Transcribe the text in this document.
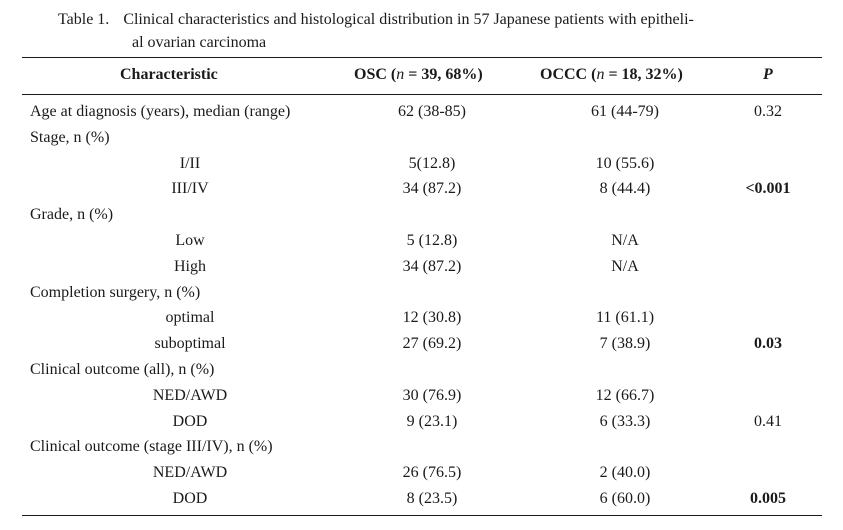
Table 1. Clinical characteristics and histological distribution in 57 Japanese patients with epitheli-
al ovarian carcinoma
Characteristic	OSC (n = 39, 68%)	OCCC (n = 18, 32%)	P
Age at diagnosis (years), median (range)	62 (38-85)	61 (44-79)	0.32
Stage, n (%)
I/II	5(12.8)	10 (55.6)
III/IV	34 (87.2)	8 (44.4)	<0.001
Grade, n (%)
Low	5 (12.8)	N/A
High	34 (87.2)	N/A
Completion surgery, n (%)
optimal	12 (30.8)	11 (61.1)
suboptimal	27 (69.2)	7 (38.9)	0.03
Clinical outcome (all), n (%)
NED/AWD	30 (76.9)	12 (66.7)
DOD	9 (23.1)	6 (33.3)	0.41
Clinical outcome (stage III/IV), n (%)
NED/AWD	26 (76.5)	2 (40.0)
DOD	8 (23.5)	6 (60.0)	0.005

- [Exercise requirements]: Could you show every line of the material that includes the string "Clinical"?

- [Result for this exercise]:
Table 1. Clinical characteristics and histological distribution in 57 Japanese patients with epitheli-
Clinical outcome (all), n (%)
Clinical outcome (stage III/IV), n (%)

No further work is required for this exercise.